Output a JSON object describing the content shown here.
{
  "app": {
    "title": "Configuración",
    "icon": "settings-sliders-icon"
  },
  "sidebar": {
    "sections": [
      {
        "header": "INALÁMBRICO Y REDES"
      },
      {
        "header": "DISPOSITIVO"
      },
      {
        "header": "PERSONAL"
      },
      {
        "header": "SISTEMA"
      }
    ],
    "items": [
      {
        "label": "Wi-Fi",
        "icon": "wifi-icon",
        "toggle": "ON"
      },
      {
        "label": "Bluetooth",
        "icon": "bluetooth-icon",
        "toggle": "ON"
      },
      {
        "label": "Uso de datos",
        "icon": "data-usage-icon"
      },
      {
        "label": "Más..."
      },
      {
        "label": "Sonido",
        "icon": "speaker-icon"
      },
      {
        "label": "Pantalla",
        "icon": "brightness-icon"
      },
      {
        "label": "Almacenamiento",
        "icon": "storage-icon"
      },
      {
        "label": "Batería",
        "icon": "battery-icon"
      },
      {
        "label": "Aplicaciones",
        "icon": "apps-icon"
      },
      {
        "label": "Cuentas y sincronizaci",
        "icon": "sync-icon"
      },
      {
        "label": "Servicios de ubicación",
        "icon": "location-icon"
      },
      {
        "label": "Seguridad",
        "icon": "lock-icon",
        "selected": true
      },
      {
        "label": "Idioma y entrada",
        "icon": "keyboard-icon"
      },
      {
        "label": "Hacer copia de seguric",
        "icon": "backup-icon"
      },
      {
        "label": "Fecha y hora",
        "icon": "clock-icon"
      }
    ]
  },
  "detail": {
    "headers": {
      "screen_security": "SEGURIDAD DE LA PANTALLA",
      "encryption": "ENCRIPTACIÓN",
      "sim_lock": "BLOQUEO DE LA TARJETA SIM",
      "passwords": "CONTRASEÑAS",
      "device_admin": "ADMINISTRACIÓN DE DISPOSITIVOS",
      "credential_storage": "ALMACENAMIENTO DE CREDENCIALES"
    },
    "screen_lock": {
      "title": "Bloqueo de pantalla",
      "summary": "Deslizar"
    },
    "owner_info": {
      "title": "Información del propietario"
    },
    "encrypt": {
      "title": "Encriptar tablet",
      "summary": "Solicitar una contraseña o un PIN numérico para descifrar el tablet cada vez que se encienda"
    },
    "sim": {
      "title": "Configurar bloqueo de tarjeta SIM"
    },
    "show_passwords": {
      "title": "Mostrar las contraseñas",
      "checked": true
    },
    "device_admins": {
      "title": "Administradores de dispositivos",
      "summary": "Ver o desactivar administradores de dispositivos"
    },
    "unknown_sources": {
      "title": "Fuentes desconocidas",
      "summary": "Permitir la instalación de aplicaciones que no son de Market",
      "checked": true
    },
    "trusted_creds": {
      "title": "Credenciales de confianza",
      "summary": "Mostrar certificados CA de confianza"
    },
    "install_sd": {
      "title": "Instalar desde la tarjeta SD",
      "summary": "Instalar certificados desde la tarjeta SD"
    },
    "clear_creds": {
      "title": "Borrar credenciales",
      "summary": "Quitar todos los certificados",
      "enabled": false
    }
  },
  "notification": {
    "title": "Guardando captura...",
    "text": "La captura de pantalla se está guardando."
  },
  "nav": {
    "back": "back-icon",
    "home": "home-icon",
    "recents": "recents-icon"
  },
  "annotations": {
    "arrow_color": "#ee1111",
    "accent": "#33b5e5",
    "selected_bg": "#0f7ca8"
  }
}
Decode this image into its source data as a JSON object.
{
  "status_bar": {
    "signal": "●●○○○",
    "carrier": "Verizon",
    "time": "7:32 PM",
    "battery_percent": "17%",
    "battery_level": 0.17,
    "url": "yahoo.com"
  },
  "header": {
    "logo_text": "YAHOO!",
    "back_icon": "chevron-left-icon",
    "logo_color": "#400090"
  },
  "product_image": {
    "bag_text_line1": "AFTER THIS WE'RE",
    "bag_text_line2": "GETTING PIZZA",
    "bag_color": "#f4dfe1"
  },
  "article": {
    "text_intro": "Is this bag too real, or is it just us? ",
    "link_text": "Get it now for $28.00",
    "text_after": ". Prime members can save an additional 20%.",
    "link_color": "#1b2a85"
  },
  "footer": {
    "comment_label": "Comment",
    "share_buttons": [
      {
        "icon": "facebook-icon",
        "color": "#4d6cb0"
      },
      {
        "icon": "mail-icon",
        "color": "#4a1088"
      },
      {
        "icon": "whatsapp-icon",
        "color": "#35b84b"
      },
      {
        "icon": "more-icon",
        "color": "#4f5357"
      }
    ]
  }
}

---*---

» WHAT YOU SHOULD DO
Make a copy of each line that contains the string "data".

» RESPONSE BELOW
        "icon": "data-usage-icon"
Decode this image into its source data as a JSON object.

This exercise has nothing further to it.